— START OF AVAILABLE RECORDS —

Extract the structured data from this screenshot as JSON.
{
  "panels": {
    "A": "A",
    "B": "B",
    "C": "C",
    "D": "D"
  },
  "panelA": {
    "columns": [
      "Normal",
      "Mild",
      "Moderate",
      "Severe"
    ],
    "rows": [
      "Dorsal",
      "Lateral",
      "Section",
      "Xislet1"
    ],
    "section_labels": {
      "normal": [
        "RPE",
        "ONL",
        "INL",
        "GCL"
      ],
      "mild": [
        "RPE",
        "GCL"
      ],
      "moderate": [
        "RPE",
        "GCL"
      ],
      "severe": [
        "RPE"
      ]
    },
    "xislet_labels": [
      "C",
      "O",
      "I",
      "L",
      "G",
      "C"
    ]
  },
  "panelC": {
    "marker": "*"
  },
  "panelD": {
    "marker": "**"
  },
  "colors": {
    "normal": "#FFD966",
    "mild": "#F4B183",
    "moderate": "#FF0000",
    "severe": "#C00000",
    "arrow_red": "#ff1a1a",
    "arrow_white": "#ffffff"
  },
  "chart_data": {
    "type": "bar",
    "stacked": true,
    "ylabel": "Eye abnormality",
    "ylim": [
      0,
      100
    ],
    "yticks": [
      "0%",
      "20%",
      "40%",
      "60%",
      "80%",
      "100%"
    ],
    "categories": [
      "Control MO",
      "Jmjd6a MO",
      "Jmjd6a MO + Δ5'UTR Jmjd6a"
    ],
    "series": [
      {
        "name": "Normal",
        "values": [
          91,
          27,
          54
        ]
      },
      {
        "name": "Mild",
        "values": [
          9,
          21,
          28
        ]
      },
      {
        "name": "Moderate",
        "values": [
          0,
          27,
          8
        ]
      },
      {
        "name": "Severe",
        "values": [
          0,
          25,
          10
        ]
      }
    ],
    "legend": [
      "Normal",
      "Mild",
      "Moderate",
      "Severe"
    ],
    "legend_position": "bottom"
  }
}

— END OF AVAILABLE RECORDS —

Restate the whole listing exactly, leaving out nothing.

Extract the structured data from this screenshot as JSON.
{
  "panels": {
    "A": "A",
    "B": "B",
    "C": "C",
    "D": "D"
  },
  "panelA": {
    "columns": [
      "Normal",
      "Mild",
      "Moderate",
      "Severe"
    ],
    "rows": [
      "Dorsal",
      "Lateral",
      "Section",
      "Xislet1"
    ],
    "section_labels": {
      "normal": [
        "RPE",
        "ONL",
        "INL",
        "GCL"
      ],
      "mild": [
        "RPE",
        "GCL"
      ],
      "moderate": [
        "RPE",
        "GCL"
      ],
      "severe": [
        "RPE"
      ]
    },
    "xislet_labels": [
      "C",
      "O",
      "I",
      "L",
      "G",
      "C"
    ]
  },
  "panelC": {
    "marker": "*"
  },
  "panelD": {
    "marker": "**"
  },
  "colors": {
    "normal": "#FFD966",
    "mild": "#F4B183",
    "moderate": "#FF0000",
    "severe": "#C00000",
    "arrow_red": "#ff1a1a",
    "arrow_white": "#ffffff"
  },
  "chart_data": {
    "type": "bar",
    "stacked": true,
    "ylabel": "Eye abnormality",
    "ylim": [
      0,
      100
    ],
    "yticks": [
      "0%",
      "20%",
      "40%",
      "60%",
      "80%",
      "100%"
    ],
    "categories": [
      "Control MO",
      "Jmjd6a MO",
      "Jmjd6a MO + Δ5'UTR Jmjd6a"
    ],
    "series": [
      {
        "name": "Normal",
        "values": [
          91,
          27,
          54
        ]
      },
      {
        "name": "Mild",
        "values": [
          9,
          21,
          28
        ]
      },
      {
        "name": "Moderate",
        "values": [
          0,
          27,
          8
        ]
      },
      {
        "name": "Severe",
        "values": [
          0,
          25,
          10
        ]
      }
    ],
    "legend": [
      "Normal",
      "Mild",
      "Moderate",
      "Severe"
    ],
    "legend_position": "bottom"
  }
}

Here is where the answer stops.